## Problem statement
Of all the lines here, how many include the string "public"? Answer with the number only.

## Information supplied
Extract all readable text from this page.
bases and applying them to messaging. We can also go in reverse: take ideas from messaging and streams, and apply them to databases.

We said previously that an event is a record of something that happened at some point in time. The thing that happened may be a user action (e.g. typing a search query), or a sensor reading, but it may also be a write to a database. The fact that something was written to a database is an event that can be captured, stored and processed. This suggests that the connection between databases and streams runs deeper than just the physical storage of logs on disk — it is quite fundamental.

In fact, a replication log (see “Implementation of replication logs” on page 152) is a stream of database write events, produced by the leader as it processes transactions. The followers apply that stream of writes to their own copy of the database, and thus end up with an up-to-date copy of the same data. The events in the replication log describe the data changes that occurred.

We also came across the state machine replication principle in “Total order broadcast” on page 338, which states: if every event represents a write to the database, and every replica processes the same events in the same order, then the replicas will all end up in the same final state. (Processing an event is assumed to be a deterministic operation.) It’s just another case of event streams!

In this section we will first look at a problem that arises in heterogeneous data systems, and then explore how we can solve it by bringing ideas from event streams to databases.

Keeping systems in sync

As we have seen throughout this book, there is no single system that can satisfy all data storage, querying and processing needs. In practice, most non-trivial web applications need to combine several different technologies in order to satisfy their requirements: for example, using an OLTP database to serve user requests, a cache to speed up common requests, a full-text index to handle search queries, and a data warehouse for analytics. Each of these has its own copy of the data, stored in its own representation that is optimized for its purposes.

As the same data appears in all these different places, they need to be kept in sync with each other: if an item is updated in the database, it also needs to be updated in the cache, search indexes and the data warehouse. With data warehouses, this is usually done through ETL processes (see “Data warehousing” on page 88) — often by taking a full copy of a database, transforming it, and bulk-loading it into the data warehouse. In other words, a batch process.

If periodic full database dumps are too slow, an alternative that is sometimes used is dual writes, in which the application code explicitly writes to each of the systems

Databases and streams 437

---

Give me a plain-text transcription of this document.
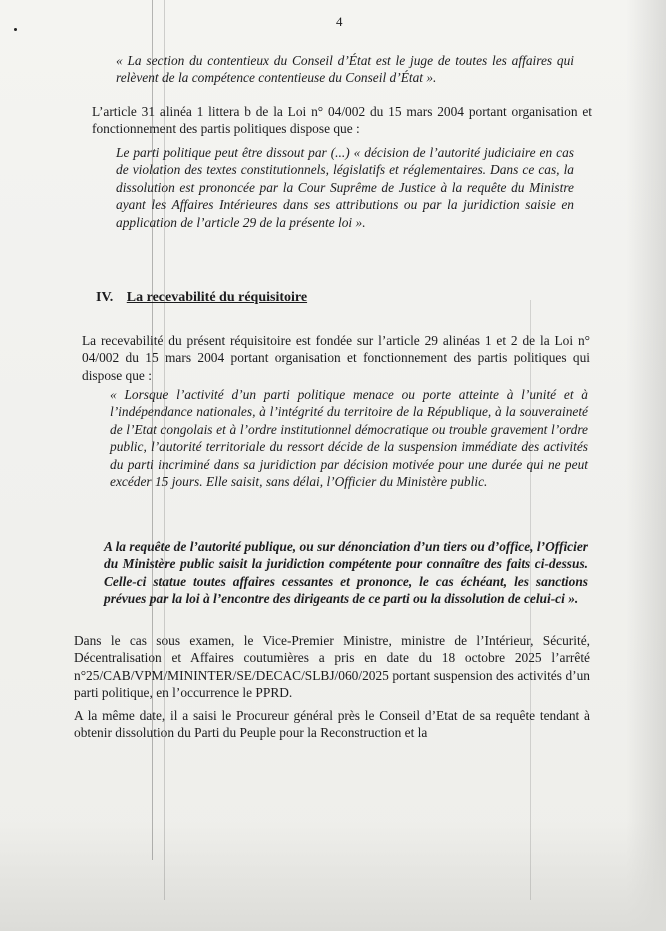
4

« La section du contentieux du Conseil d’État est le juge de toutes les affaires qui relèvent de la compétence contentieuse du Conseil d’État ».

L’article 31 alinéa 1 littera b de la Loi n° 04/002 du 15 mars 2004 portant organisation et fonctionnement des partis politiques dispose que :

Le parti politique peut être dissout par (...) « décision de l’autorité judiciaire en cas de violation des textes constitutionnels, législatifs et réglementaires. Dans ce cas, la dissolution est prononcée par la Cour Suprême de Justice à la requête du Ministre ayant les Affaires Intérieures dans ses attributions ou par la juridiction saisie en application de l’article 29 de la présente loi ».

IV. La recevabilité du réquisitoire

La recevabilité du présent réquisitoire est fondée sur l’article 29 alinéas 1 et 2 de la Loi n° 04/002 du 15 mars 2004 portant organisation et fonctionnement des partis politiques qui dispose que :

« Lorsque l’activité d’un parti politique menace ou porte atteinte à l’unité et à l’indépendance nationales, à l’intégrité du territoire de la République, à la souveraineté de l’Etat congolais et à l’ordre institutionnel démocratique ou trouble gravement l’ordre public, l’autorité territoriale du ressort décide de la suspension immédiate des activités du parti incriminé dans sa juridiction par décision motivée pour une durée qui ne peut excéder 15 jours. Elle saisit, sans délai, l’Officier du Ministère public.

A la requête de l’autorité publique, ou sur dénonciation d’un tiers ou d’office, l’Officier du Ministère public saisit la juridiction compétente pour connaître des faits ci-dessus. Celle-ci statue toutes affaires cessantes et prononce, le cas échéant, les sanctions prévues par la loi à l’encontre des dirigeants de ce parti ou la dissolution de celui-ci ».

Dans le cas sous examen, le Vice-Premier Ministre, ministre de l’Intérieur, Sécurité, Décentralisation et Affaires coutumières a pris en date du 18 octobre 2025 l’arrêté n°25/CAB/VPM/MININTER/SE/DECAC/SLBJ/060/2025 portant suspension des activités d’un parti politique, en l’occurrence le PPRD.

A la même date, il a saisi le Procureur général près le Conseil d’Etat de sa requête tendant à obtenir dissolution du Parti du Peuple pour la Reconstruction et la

* * *

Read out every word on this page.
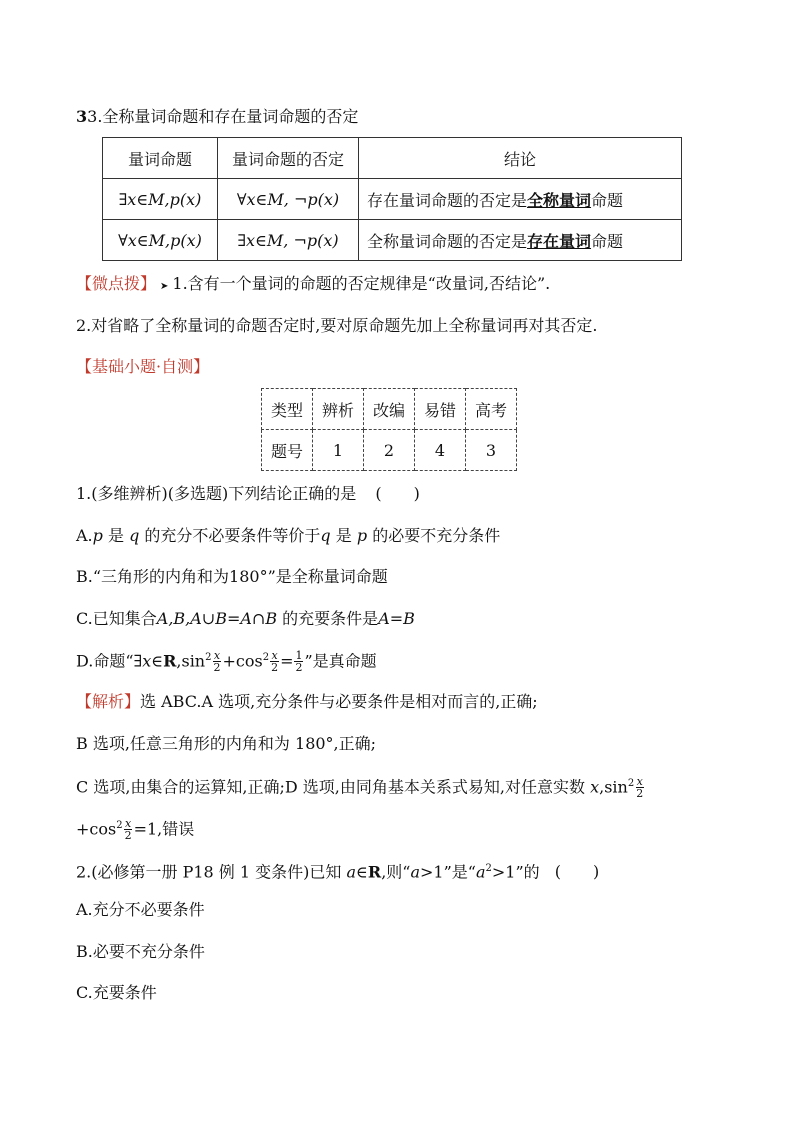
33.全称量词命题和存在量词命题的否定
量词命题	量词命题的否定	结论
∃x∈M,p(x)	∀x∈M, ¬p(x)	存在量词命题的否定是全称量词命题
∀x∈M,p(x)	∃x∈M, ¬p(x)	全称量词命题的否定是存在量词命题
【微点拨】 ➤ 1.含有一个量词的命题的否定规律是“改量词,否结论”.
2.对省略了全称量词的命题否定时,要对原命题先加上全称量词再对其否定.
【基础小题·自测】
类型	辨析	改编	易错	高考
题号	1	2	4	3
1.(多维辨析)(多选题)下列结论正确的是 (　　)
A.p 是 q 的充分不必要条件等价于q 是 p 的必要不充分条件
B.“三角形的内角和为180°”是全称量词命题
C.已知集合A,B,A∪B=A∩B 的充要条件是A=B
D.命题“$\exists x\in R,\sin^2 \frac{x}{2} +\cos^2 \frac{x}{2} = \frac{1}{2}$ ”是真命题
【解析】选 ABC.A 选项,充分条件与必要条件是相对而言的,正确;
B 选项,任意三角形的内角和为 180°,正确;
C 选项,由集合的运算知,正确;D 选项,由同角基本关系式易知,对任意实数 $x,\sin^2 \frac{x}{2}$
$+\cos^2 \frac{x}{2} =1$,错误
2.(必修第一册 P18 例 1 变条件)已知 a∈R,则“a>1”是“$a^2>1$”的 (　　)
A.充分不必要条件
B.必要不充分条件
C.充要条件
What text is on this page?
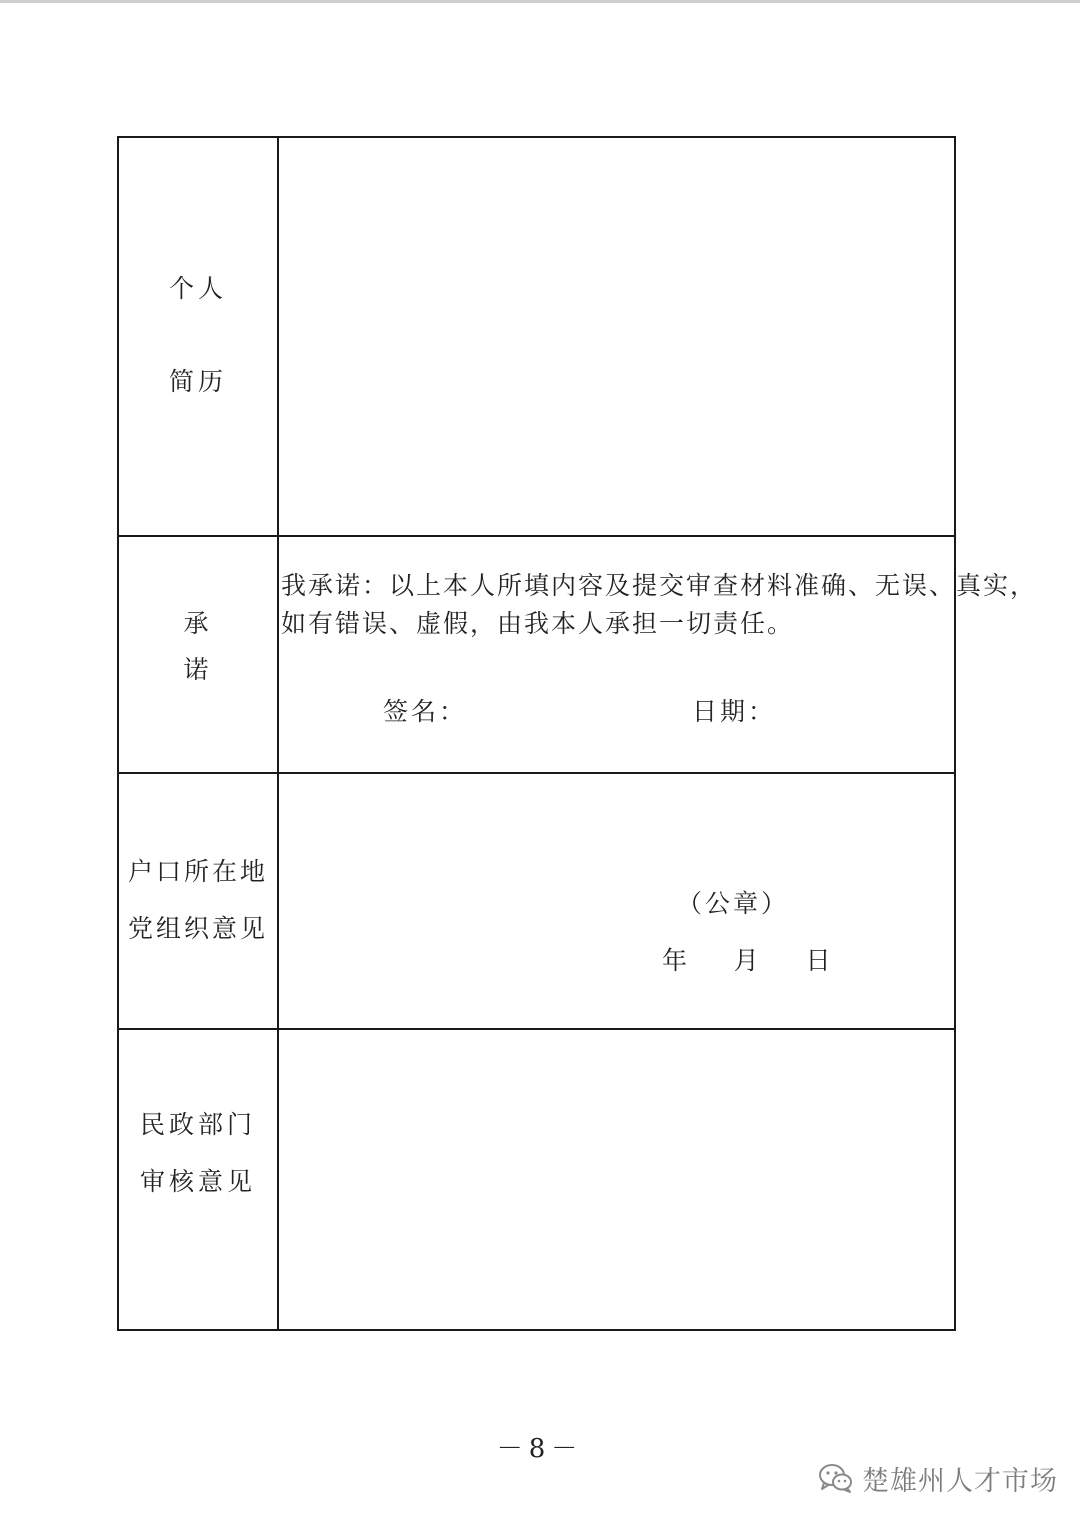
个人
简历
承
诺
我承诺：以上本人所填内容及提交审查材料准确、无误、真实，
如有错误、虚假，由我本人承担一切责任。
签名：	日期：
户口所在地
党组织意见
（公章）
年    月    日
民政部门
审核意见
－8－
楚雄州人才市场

## The result
2